### [Stated goal]
Omit the pictures and return every entry exactly as written.

[Start of Data in this exercise]

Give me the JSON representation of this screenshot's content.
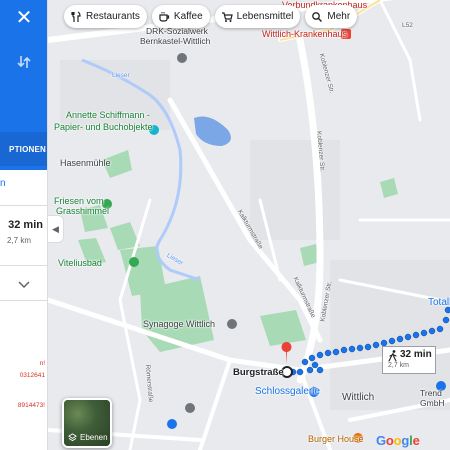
{
  "panel": {
    "close_icon": "close-icon",
    "swap_icon": "swap-icon",
    "options_label": "PTIONEN",
    "n_text": "n",
    "time": "32 min",
    "distance": "2,7 km",
    "red_lines": [
      "n!",
      "0312641",
      "8914473!"
    ]
  },
  "chips": [
    {
      "label": "Restaurants",
      "icon": "fork-knife-icon"
    },
    {
      "label": "Kaffee",
      "icon": "coffee-icon"
    },
    {
      "label": "Lebensmittel",
      "icon": "cart-icon"
    },
    {
      "label": "Mehr",
      "icon": "search-icon"
    }
  ],
  "map": {
    "labels": {
      "verbund": "Verbundkrankenhaus",
      "drk": "DRK-Sozialwerk",
      "drk2": "Bernkastel-Wittlich",
      "kranken": "Wittlich-Krankenhaus",
      "l52": "L52",
      "lieser1": "Lieser",
      "annette1": "Annette Schiffmann -",
      "annette2": "Papier- und Buchobjekte",
      "hasenmuehle": "Hasenmühle",
      "friesen1": "Friesen vom",
      "friesen2": "Grasshimmel",
      "viteliusbad": "Viteliusbad",
      "lieser2": "Lieser",
      "synagoge": "Synagoge Wittlich",
      "burgstrasse": "Burgstraße",
      "schlossgalerie": "Schlossgalerie",
      "wittlich": "Wittlich",
      "burger_house": "Burger House",
      "totall": "Totall",
      "trend1": "Trend",
      "trend2": "GmbH",
      "kobl1": "Koblenzer Str.",
      "kobl2": "Koblenzer Str.",
      "kobl3": "Koblenzer Str.",
      "kalk1": "Kalkturmstraße",
      "kalk2": "Kalkturmstraße",
      "romer": "Römerstraße"
    },
    "accent_color": "#1a73e8",
    "park_color": "#a8dab5"
  },
  "duration_box": {
    "time": "32 min",
    "distance": "2,7 km",
    "icon": "walking-icon"
  },
  "layers": {
    "label": "Ebenen",
    "icon": "layers-icon"
  },
  "logo": "Google"
}
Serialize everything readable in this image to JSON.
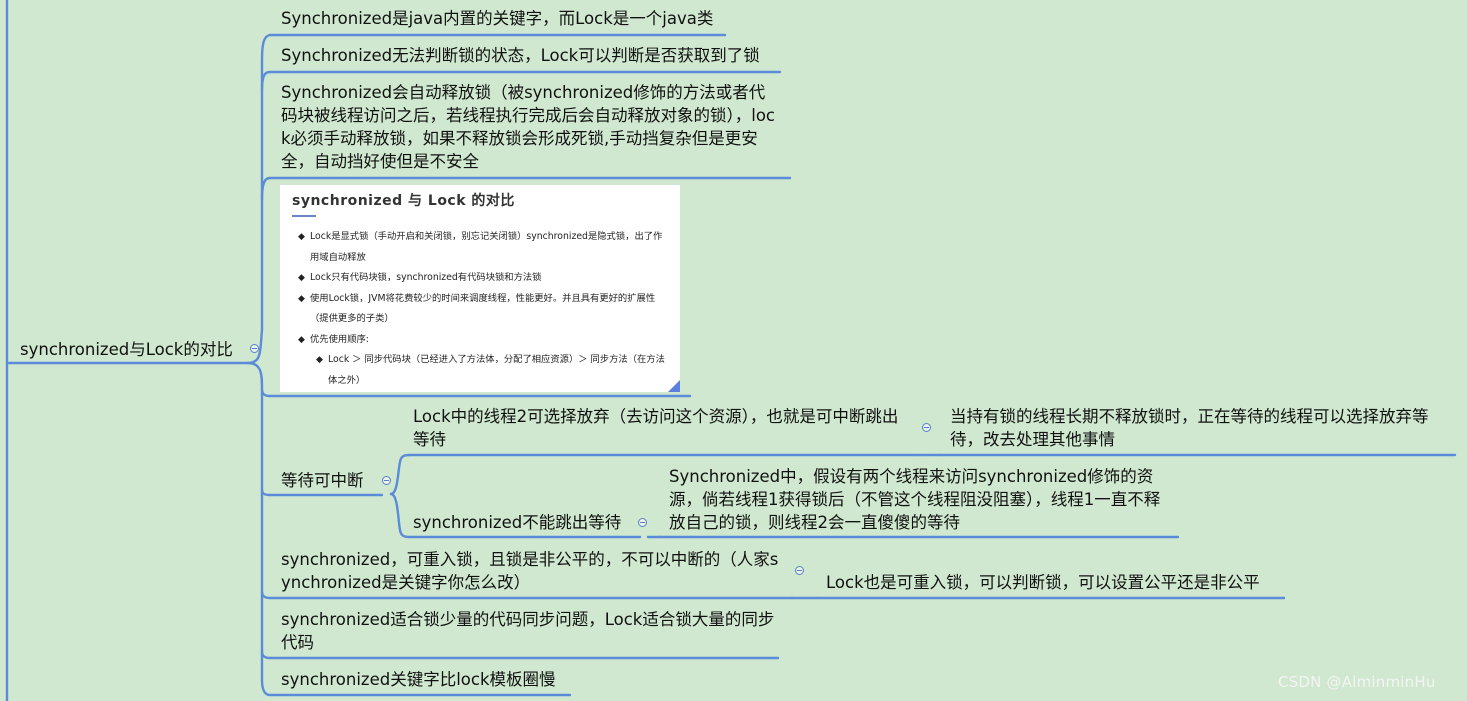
{
  "root": {
    "label": "synchronized与Lock的对比"
  },
  "branches": {
    "b1": "Synchronized是java内置的关键字，而Lock是一个java类",
    "b2": "Synchronized无法判断锁的状态，Lock可以判断是否获取到了锁",
    "b3": "Synchronized会自动释放锁（被synchronized修饰的方法或者代码块被线程访问之后，若线程执行完成后会自动释放对象的锁），lock必须手动释放锁，如果不释放锁会形成死锁,手动挡复杂但是更安全，自动挡好使但是不安全",
    "b5": "等待可中断",
    "b6": "synchronized，可重入锁，且锁是非公平的，不可以中断的（人家synchronized是关键字你怎么改）",
    "b7": "synchronized适合锁少量的代码同步问题，Lock适合锁大量的同步代码",
    "b8": "synchronized关键字比lock模板圈慢"
  },
  "sub": {
    "wait_a": "Lock中的线程2可选择放弃（去访问这个资源），也就是可中断跳出等待",
    "wait_a_detail": "当持有锁的线程长期不释放锁时，正在等待的线程可以选择放弃等待，改去处理其他事情",
    "wait_b": "synchronized不能跳出等待",
    "wait_b_detail": "Synchronized中，假设有两个线程来访问synchronized修饰的资源，倘若线程1获得锁后（不管这个线程阻没阻塞），线程1一直不释放自己的锁，则线程2会一直傻傻的等待",
    "reentrant_detail": "Lock也是可重入锁，可以判断锁，可以设置公平还是非公平"
  },
  "card": {
    "title": "synchronized 与 Lock 的对比",
    "items": [
      "Lock是显式锁（手动开启和关闭锁，别忘记关闭锁）synchronized是隐式锁，出了作用域自动释放",
      "Lock只有代码块锁，synchronized有代码块锁和方法锁",
      "使用Lock锁，JVM将花费较少的时间来调度线程，性能更好。并且具有更好的扩展性（提供更多的子类）",
      "优先使用顺序:"
    ],
    "subitem": "Lock ＞ 同步代码块（已经进入了方法体，分配了相应资源）＞ 同步方法（在方法体之外）",
    "bullet": "◆"
  },
  "watermark": "CSDN @AlminminHu",
  "colors": {
    "background": "#cfe8cf",
    "line": "#5b8bd9",
    "card_corner": "#5b7fe0"
  }
}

[End of Data in this exercise]

### [Output for this task]
Give me the JSON representation of this screenshot's content.
{
  "panel": {
    "close_icon": "close-icon",
    "swap_icon": "swap-icon",
    "options_label": "PTIONEN",
    "n_text": "n",
    "time": "32 min",
    "distance": "2,7 km",
    "red_lines": [
      "n!",
      "0312641",
      "8914473!"
    ]
  },
  "chips": [
    {
      "label": "Restaurants",
      "icon": "fork-knife-icon"
    },
    {
      "label": "Kaffee",
      "icon": "coffee-icon"
    },
    {
      "label": "Lebensmittel",
      "icon": "cart-icon"
    },
    {
      "label": "Mehr",
      "icon": "search-icon"
    }
  ],
  "map": {
    "labels": {
      "verbund": "Verbundkrankenhaus",
      "drk": "DRK-Sozialwerk",
      "drk2": "Bernkastel-Wittlich",
      "kranken": "Wittlich-Krankenhaus",
      "l52": "L52",
      "lieser1": "Lieser",
      "annette1": "Annette Schiffmann -",
      "annette2": "Papier- und Buchobjekte",
      "hasenmuehle": "Hasenmühle",
      "friesen1": "Friesen vom",
      "friesen2": "Grasshimmel",
      "viteliusbad": "Viteliusbad",
      "lieser2": "Lieser",
      "synagoge": "Synagoge Wittlich",
      "burgstrasse": "Burgstraße",
      "schlossgalerie": "Schlossgalerie",
      "wittlich": "Wittlich",
      "burger_house": "Burger House",
      "totall": "Totall",
      "trend1": "Trend",
      "trend2": "GmbH",
      "kobl1": "Koblenzer Str.",
      "kobl2": "Koblenzer Str.",
      "kobl3": "Koblenzer Str.",
      "kalk1": "Kalkturmstraße",
      "kalk2": "Kalkturmstraße",
      "romer": "Römerstraße"
    },
    "accent_color": "#1a73e8",
    "park_color": "#a8dab5"
  },
  "duration_box": {
    "time": "32 min",
    "distance": "2,7 km",
    "icon": "walking-icon"
  },
  "layers": {
    "label": "Ebenen",
    "icon": "layers-icon"
  },
  "logo": "Google"
}
Serialize everything readable in this image to JSON.
{
  "root": {
    "label": "synchronized与Lock的对比"
  },
  "branches": {
    "b1": "Synchronized是java内置的关键字，而Lock是一个java类",
    "b2": "Synchronized无法判断锁的状态，Lock可以判断是否获取到了锁",
    "b3": "Synchronized会自动释放锁（被synchronized修饰的方法或者代码块被线程访问之后，若线程执行完成后会自动释放对象的锁），lock必须手动释放锁，如果不释放锁会形成死锁,手动挡复杂但是更安全，自动挡好使但是不安全",
    "b5": "等待可中断",
    "b6": "synchronized，可重入锁，且锁是非公平的，不可以中断的（人家synchronized是关键字你怎么改）",
    "b7": "synchronized适合锁少量的代码同步问题，Lock适合锁大量的同步代码",
    "b8": "synchronized关键字比lock模板圈慢"
  },
  "sub": {
    "wait_a": "Lock中的线程2可选择放弃（去访问这个资源），也就是可中断跳出等待",
    "wait_a_detail": "当持有锁的线程长期不释放锁时，正在等待的线程可以选择放弃等待，改去处理其他事情",
    "wait_b": "synchronized不能跳出等待",
    "wait_b_detail": "Synchronized中，假设有两个线程来访问synchronized修饰的资源，倘若线程1获得锁后（不管这个线程阻没阻塞），线程1一直不释放自己的锁，则线程2会一直傻傻的等待",
    "reentrant_detail": "Lock也是可重入锁，可以判断锁，可以设置公平还是非公平"
  },
  "card": {
    "title": "synchronized 与 Lock 的对比",
    "items": [
      "Lock是显式锁（手动开启和关闭锁，别忘记关闭锁）synchronized是隐式锁，出了作用域自动释放",
      "Lock只有代码块锁，synchronized有代码块锁和方法锁",
      "使用Lock锁，JVM将花费较少的时间来调度线程，性能更好。并且具有更好的扩展性（提供更多的子类）",
      "优先使用顺序:"
    ],
    "subitem": "Lock ＞ 同步代码块（已经进入了方法体，分配了相应资源）＞ 同步方法（在方法体之外）",
    "bullet": "◆"
  },
  "watermark": "CSDN @AlminminHu",
  "colors": {
    "background": "#cfe8cf",
    "line": "#5b8bd9",
    "card_corner": "#5b7fe0"
  }
}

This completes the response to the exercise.